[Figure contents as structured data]
▬▬▬▬▬▬
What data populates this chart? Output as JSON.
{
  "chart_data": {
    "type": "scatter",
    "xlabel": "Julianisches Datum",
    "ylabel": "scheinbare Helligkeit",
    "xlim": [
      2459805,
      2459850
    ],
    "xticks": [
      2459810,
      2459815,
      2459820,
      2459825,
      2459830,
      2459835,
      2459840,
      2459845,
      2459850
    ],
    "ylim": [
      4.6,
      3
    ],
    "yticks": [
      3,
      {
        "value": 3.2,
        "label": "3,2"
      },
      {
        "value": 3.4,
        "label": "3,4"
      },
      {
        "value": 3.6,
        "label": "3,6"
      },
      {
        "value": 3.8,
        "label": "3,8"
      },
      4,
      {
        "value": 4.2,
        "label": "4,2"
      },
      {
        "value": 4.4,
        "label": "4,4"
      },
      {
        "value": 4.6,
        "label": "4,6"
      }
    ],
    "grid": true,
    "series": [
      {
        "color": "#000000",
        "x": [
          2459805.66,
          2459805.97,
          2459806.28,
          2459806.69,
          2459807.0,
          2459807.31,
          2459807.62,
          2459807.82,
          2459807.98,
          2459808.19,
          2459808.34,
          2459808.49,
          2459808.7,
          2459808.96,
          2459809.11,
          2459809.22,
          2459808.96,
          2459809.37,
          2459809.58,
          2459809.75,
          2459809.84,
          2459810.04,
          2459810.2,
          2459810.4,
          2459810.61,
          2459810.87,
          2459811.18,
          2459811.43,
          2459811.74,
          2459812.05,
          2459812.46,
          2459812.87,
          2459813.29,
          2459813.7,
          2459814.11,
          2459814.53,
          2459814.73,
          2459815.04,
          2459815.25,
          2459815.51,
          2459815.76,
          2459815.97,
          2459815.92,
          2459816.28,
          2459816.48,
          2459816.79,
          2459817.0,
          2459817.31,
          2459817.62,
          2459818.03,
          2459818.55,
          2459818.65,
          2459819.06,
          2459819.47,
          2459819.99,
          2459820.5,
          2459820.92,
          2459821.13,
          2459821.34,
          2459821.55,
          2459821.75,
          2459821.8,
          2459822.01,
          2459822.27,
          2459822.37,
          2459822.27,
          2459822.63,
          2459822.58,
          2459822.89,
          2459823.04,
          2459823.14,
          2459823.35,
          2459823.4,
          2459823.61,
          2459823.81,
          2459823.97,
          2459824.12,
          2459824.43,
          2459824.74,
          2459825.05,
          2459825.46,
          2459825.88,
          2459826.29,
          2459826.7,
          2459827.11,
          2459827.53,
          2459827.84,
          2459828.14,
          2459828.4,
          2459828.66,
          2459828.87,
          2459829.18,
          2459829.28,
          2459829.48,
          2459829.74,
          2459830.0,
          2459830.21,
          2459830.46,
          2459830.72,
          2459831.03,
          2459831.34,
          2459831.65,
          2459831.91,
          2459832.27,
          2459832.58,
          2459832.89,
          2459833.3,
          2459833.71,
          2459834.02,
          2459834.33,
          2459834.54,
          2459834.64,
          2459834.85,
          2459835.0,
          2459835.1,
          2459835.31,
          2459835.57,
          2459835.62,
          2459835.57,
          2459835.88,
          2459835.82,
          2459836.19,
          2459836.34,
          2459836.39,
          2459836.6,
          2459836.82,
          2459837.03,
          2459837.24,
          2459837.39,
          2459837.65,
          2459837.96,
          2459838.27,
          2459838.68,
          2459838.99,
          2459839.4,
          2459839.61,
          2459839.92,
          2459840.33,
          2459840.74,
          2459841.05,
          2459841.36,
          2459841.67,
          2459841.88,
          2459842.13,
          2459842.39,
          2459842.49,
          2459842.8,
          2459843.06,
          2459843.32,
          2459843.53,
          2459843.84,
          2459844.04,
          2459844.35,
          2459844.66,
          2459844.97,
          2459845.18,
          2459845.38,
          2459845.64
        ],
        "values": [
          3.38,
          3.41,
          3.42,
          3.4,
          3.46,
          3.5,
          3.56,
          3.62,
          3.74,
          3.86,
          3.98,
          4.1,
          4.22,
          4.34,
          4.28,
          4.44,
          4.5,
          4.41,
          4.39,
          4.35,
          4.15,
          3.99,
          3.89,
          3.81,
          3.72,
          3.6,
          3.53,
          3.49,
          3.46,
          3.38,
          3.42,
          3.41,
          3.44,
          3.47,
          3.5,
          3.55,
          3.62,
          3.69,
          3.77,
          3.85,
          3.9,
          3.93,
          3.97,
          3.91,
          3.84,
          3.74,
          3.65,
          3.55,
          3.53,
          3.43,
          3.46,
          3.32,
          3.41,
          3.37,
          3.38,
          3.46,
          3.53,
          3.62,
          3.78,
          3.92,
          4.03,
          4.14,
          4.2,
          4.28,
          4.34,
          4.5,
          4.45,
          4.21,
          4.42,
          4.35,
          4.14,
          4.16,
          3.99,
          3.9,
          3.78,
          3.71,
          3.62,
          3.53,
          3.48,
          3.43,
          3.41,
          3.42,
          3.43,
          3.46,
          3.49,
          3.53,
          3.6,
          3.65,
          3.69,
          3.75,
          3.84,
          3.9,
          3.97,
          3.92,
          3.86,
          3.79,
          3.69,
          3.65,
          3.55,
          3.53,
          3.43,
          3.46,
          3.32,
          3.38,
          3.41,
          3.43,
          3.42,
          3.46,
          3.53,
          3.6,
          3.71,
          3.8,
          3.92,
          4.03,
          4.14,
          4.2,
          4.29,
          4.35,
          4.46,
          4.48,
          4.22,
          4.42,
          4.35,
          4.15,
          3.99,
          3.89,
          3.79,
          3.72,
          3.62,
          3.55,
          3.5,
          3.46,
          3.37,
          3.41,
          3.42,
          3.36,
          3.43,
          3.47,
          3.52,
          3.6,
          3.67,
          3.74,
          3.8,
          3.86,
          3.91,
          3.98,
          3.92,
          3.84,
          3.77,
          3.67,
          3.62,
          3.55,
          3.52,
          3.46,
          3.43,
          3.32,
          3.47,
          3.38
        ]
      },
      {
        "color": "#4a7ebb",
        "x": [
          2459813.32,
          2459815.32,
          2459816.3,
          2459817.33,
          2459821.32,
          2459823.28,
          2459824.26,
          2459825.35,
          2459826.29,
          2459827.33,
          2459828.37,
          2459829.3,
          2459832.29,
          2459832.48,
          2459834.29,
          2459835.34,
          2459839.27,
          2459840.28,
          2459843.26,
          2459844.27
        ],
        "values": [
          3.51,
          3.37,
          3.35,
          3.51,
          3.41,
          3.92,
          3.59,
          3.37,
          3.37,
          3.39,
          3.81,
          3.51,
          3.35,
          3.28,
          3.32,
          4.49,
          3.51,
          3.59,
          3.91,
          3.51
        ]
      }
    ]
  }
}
▬▬▬▬▬▬
OBJECTIVE → Quote all the records exactly, please, leaving none out.

REPLY TO THE EXERCISE →
What data populates this chart? Output as JSON.
{
  "chart_data": {
    "type": "scatter",
    "xlabel": "Julianisches Datum",
    "ylabel": "scheinbare Helligkeit",
    "xlim": [
      2459805,
      2459850
    ],
    "xticks": [
      2459810,
      2459815,
      2459820,
      2459825,
      2459830,
      2459835,
      2459840,
      2459845,
      2459850
    ],
    "ylim": [
      4.6,
      3
    ],
    "yticks": [
      3,
      {
        "value": 3.2,
        "label": "3,2"
      },
      {
        "value": 3.4,
        "label": "3,4"
      },
      {
        "value": 3.6,
        "label": "3,6"
      },
      {
        "value": 3.8,
        "label": "3,8"
      },
      4,
      {
        "value": 4.2,
        "label": "4,2"
      },
      {
        "value": 4.4,
        "label": "4,4"
      },
      {
        "value": 4.6,
        "label": "4,6"
      }
    ],
    "grid": true,
    "series": [
      {
        "color": "#000000",
        "x": [
          2459805.66,
          2459805.97,
          2459806.28,
          2459806.69,
          2459807.0,
          2459807.31,
          2459807.62,
          2459807.82,
          2459807.98,
          2459808.19,
          2459808.34,
          2459808.49,
          2459808.7,
          2459808.96,
          2459809.11,
          2459809.22,
          2459808.96,
          2459809.37,
          2459809.58,
          2459809.75,
          2459809.84,
          2459810.04,
          2459810.2,
          2459810.4,
          2459810.61,
          2459810.87,
          2459811.18,
          2459811.43,
          2459811.74,
          2459812.05,
          2459812.46,
          2459812.87,
          2459813.29,
          2459813.7,
          2459814.11,
          2459814.53,
          2459814.73,
          2459815.04,
          2459815.25,
          2459815.51,
          2459815.76,
          2459815.97,
          2459815.92,
          2459816.28,
          2459816.48,
          2459816.79,
          2459817.0,
          2459817.31,
          2459817.62,
          2459818.03,
          2459818.55,
          2459818.65,
          2459819.06,
          2459819.47,
          2459819.99,
          2459820.5,
          2459820.92,
          2459821.13,
          2459821.34,
          2459821.55,
          2459821.75,
          2459821.8,
          2459822.01,
          2459822.27,
          2459822.37,
          2459822.27,
          2459822.63,
          2459822.58,
          2459822.89,
          2459823.04,
          2459823.14,
          2459823.35,
          2459823.4,
          2459823.61,
          2459823.81,
          2459823.97,
          2459824.12,
          2459824.43,
          2459824.74,
          2459825.05,
          2459825.46,
          2459825.88,
          2459826.29,
          2459826.7,
          2459827.11,
          2459827.53,
          2459827.84,
          2459828.14,
          2459828.4,
          2459828.66,
          2459828.87,
          2459829.18,
          2459829.28,
          2459829.48,
          2459829.74,
          2459830.0,
          2459830.21,
          2459830.46,
          2459830.72,
          2459831.03,
          2459831.34,
          2459831.65,
          2459831.91,
          2459832.27,
          2459832.58,
          2459832.89,
          2459833.3,
          2459833.71,
          2459834.02,
          2459834.33,
          2459834.54,
          2459834.64,
          2459834.85,
          2459835.0,
          2459835.1,
          2459835.31,
          2459835.57,
          2459835.62,
          2459835.57,
          2459835.88,
          2459835.82,
          2459836.19,
          2459836.34,
          2459836.39,
          2459836.6,
          2459836.82,
          2459837.03,
          2459837.24,
          2459837.39,
          2459837.65,
          2459837.96,
          2459838.27,
          2459838.68,
          2459838.99,
          2459839.4,
          2459839.61,
          2459839.92,
          2459840.33,
          2459840.74,
          2459841.05,
          2459841.36,
          2459841.67,
          2459841.88,
          2459842.13,
          2459842.39,
          2459842.49,
          2459842.8,
          2459843.06,
          2459843.32,
          2459843.53,
          2459843.84,
          2459844.04,
          2459844.35,
          2459844.66,
          2459844.97,
          2459845.18,
          2459845.38,
          2459845.64
        ],
        "values": [
          3.38,
          3.41,
          3.42,
          3.4,
          3.46,
          3.5,
          3.56,
          3.62,
          3.74,
          3.86,
          3.98,
          4.1,
          4.22,
          4.34,
          4.28,
          4.44,
          4.5,
          4.41,
          4.39,
          4.35,
          4.15,
          3.99,
          3.89,
          3.81,
          3.72,
          3.6,
          3.53,
          3.49,
          3.46,
          3.38,
          3.42,
          3.41,
          3.44,
          3.47,
          3.5,
          3.55,
          3.62,
          3.69,
          3.77,
          3.85,
          3.9,
          3.93,
          3.97,
          3.91,
          3.84,
          3.74,
          3.65,
          3.55,
          3.53,
          3.43,
          3.46,
          3.32,
          3.41,
          3.37,
          3.38,
          3.46,
          3.53,
          3.62,
          3.78,
          3.92,
          4.03,
          4.14,
          4.2,
          4.28,
          4.34,
          4.5,
          4.45,
          4.21,
          4.42,
          4.35,
          4.14,
          4.16,
          3.99,
          3.9,
          3.78,
          3.71,
          3.62,
          3.53,
          3.48,
          3.43,
          3.41,
          3.42,
          3.43,
          3.46,
          3.49,
          3.53,
          3.6,
          3.65,
          3.69,
          3.75,
          3.84,
          3.9,
          3.97,
          3.92,
          3.86,
          3.79,
          3.69,
          3.65,
          3.55,
          3.53,
          3.43,
          3.46,
          3.32,
          3.38,
          3.41,
          3.43,
          3.42,
          3.46,
          3.53,
          3.6,
          3.71,
          3.8,
          3.92,
          4.03,
          4.14,
          4.2,
          4.29,
          4.35,
          4.46,
          4.48,
          4.22,
          4.42,
          4.35,
          4.15,
          3.99,
          3.89,
          3.79,
          3.72,
          3.62,
          3.55,
          3.5,
          3.46,
          3.37,
          3.41,
          3.42,
          3.36,
          3.43,
          3.47,
          3.52,
          3.6,
          3.67,
          3.74,
          3.8,
          3.86,
          3.91,
          3.98,
          3.92,
          3.84,
          3.77,
          3.67,
          3.62,
          3.55,
          3.52,
          3.46,
          3.43,
          3.32,
          3.47,
          3.38
        ]
      },
      {
        "color": "#4a7ebb",
        "x": [
          2459813.32,
          2459815.32,
          2459816.3,
          2459817.33,
          2459821.32,
          2459823.28,
          2459824.26,
          2459825.35,
          2459826.29,
          2459827.33,
          2459828.37,
          2459829.3,
          2459832.29,
          2459832.48,
          2459834.29,
          2459835.34,
          2459839.27,
          2459840.28,
          2459843.26,
          2459844.27
        ],
        "values": [
          3.51,
          3.37,
          3.35,
          3.51,
          3.41,
          3.92,
          3.59,
          3.37,
          3.37,
          3.39,
          3.81,
          3.51,
          3.35,
          3.28,
          3.32,
          4.49,
          3.51,
          3.59,
          3.91,
          3.51
        ]
      }
    ]
  }
}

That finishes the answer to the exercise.